Output every line of the data exactly as it appears.

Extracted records
---*---

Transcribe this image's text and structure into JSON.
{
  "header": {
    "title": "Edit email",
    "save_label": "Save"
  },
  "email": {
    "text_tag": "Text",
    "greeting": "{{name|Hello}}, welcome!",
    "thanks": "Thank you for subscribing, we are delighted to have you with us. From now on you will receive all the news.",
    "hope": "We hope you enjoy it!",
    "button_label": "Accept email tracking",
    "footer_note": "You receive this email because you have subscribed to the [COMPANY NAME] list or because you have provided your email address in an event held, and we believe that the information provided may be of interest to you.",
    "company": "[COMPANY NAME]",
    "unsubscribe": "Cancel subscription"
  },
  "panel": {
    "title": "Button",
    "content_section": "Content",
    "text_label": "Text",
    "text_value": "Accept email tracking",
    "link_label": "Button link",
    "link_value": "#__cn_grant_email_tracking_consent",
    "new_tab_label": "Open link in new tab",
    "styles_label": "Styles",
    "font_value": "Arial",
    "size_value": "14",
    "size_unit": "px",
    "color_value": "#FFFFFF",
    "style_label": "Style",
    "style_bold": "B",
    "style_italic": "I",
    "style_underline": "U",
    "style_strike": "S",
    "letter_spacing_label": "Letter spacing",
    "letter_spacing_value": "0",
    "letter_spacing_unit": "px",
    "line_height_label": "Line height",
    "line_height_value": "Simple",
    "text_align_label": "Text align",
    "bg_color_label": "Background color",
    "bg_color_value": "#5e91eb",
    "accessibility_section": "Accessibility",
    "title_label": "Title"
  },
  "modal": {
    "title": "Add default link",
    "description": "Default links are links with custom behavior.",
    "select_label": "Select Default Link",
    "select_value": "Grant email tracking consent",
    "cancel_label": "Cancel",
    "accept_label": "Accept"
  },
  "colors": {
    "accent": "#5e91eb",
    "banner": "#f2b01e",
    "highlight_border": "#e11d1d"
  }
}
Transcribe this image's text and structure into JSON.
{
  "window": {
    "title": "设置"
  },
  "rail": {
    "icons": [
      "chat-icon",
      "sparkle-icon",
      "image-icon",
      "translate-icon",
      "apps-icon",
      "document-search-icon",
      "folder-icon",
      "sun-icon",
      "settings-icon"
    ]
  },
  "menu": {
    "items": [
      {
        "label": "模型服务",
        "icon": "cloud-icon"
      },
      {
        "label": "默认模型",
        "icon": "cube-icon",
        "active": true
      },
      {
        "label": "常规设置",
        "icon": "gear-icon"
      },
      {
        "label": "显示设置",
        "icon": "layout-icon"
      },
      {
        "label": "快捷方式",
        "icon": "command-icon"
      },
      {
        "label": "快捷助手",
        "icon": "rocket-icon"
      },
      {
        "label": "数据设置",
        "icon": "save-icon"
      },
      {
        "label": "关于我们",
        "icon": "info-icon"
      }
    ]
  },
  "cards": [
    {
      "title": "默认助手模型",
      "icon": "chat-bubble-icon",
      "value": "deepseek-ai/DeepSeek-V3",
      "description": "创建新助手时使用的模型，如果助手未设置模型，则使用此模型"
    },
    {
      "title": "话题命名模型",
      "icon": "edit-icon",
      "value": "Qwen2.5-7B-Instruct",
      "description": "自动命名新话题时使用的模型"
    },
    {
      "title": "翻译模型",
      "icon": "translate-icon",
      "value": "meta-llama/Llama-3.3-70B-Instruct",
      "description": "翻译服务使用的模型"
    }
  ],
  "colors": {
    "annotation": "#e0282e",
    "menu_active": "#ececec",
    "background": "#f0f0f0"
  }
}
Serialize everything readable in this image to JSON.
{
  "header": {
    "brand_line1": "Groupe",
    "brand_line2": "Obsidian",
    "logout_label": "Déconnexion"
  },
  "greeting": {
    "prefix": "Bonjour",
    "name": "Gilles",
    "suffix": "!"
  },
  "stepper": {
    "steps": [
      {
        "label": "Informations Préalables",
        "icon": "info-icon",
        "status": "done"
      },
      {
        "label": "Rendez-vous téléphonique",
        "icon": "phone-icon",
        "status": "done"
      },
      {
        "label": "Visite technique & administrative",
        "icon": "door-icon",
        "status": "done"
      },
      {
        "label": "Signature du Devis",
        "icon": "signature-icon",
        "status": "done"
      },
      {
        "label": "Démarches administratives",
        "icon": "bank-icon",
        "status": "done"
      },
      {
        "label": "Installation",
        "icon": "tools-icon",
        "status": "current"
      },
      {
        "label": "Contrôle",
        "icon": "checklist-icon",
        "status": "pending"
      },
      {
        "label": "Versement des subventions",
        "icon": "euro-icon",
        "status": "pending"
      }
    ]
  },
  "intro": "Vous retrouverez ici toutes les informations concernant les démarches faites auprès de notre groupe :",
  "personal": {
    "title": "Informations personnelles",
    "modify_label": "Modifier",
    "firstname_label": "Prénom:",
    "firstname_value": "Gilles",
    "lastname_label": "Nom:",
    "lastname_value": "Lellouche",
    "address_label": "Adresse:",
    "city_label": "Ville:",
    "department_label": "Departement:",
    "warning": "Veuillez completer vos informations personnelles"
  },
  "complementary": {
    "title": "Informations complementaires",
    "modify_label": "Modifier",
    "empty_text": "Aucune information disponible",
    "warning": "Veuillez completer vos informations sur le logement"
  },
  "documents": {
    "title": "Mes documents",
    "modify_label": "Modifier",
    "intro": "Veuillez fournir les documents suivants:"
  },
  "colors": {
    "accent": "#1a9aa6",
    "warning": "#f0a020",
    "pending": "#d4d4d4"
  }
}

---*---

WRITTEN RESPONSE =>
Transcribe this image's text and structure into JSON.
{
  "header": {
    "title": "Edit email",
    "save_label": "Save"
  },
  "email": {
    "text_tag": "Text",
    "greeting": "{{name|Hello}}, welcome!",
    "thanks": "Thank you for subscribing, we are delighted to have you with us. From now on you will receive all the news.",
    "hope": "We hope you enjoy it!",
    "button_label": "Accept email tracking",
    "footer_note": "You receive this email because you have subscribed to the [COMPANY NAME] list or because you have provided your email address in an event held, and we believe that the information provided may be of interest to you.",
    "company": "[COMPANY NAME]",
    "unsubscribe": "Cancel subscription"
  },
  "panel": {
    "title": "Button",
    "content_section": "Content",
    "text_label": "Text",
    "text_value": "Accept email tracking",
    "link_label": "Button link",
    "link_value": "#__cn_grant_email_tracking_consent",
    "new_tab_label": "Open link in new tab",
    "styles_label": "Styles",
    "font_value": "Arial",
    "size_value": "14",
    "size_unit": "px",
    "color_value": "#FFFFFF",
    "style_label": "Style",
    "style_bold": "B",
    "style_italic": "I",
    "style_underline": "U",
    "style_strike": "S",
    "letter_spacing_label": "Letter spacing",
    "letter_spacing_value": "0",
    "letter_spacing_unit": "px",
    "line_height_label": "Line height",
    "line_height_value": "Simple",
    "text_align_label": "Text align",
    "bg_color_label": "Background color",
    "bg_color_value": "#5e91eb",
    "accessibility_section": "Accessibility",
    "title_label": "Title"
  },
  "modal": {
    "title": "Add default link",
    "description": "Default links are links with custom behavior.",
    "select_label": "Select Default Link",
    "select_value": "Grant email tracking consent",
    "cancel_label": "Cancel",
    "accept_label": "Accept"
  },
  "colors": {
    "accent": "#5e91eb",
    "banner": "#f2b01e",
    "highlight_border": "#e11d1d"
  }
}
Transcribe this image's text and structure into JSON.
{
  "window": {
    "title": "设置"
  },
  "rail": {
    "icons": [
      "chat-icon",
      "sparkle-icon",
      "image-icon",
      "translate-icon",
      "apps-icon",
      "document-search-icon",
      "folder-icon",
      "sun-icon",
      "settings-icon"
    ]
  },
  "menu": {
    "items": [
      {
        "label": "模型服务",
        "icon": "cloud-icon"
      },
      {
        "label": "默认模型",
        "icon": "cube-icon",
        "active": true
      },
      {
        "label": "常规设置",
        "icon": "gear-icon"
      },
      {
        "label": "显示设置",
        "icon": "layout-icon"
      },
      {
        "label": "快捷方式",
        "icon": "command-icon"
      },
      {
        "label": "快捷助手",
        "icon": "rocket-icon"
      },
      {
        "label": "数据设置",
        "icon": "save-icon"
      },
      {
        "label": "关于我们",
        "icon": "info-icon"
      }
    ]
  },
  "cards": [
    {
      "title": "默认助手模型",
      "icon": "chat-bubble-icon",
      "value": "deepseek-ai/DeepSeek-V3",
      "description": "创建新助手时使用的模型，如果助手未设置模型，则使用此模型"
    },
    {
      "title": "话题命名模型",
      "icon": "edit-icon",
      "value": "Qwen2.5-7B-Instruct",
      "description": "自动命名新话题时使用的模型"
    },
    {
      "title": "翻译模型",
      "icon": "translate-icon",
      "value": "meta-llama/Llama-3.3-70B-Instruct",
      "description": "翻译服务使用的模型"
    }
  ],
  "colors": {
    "annotation": "#e0282e",
    "menu_active": "#ececec",
    "background": "#f0f0f0"
  }
}
Serialize everything readable in this image to JSON.
{
  "header": {
    "brand_line1": "Groupe",
    "brand_line2": "Obsidian",
    "logout_label": "Déconnexion"
  },
  "greeting": {
    "prefix": "Bonjour",
    "name": "Gilles",
    "suffix": "!"
  },
  "stepper": {
    "steps": [
      {
        "label": "Informations Préalables",
        "icon": "info-icon",
        "status": "done"
      },
      {
        "label": "Rendez-vous téléphonique",
        "icon": "phone-icon",
        "status": "done"
      },
      {
        "label": "Visite technique & administrative",
        "icon": "door-icon",
        "status": "done"
      },
      {
        "label": "Signature du Devis",
        "icon": "signature-icon",
        "status": "done"
      },
      {
        "label": "Démarches administratives",
        "icon": "bank-icon",
        "status": "done"
      },
      {
        "label": "Installation",
        "icon": "tools-icon",
        "status": "current"
      },
      {
        "label": "Contrôle",
        "icon": "checklist-icon",
        "status": "pending"
      },
      {
        "label": "Versement des subventions",
        "icon": "euro-icon",
        "status": "pending"
      }
    ]
  },
  "intro": "Vous retrouverez ici toutes les informations concernant les démarches faites auprès de notre groupe :",
  "personal": {
    "title": "Informations personnelles",
    "modify_label": "Modifier",
    "firstname_label": "Prénom:",
    "firstname_value": "Gilles",
    "lastname_label": "Nom:",
    "lastname_value": "Lellouche",
    "address_label": "Adresse:",
    "city_label": "Ville:",
    "department_label": "Departement:",
    "warning": "Veuillez completer vos informations personnelles"
  },
  "complementary": {
    "title": "Informations complementaires",
    "modify_label": "Modifier",
    "empty_text": "Aucune information disponible",
    "warning": "Veuillez completer vos informations sur le logement"
  },
  "documents": {
    "title": "Mes documents",
    "modify_label": "Modifier",
    "intro": "Veuillez fournir les documents suivants:"
  },
  "colors": {
    "accent": "#1a9aa6",
    "warning": "#f0a020",
    "pending": "#d4d4d4"
  }
}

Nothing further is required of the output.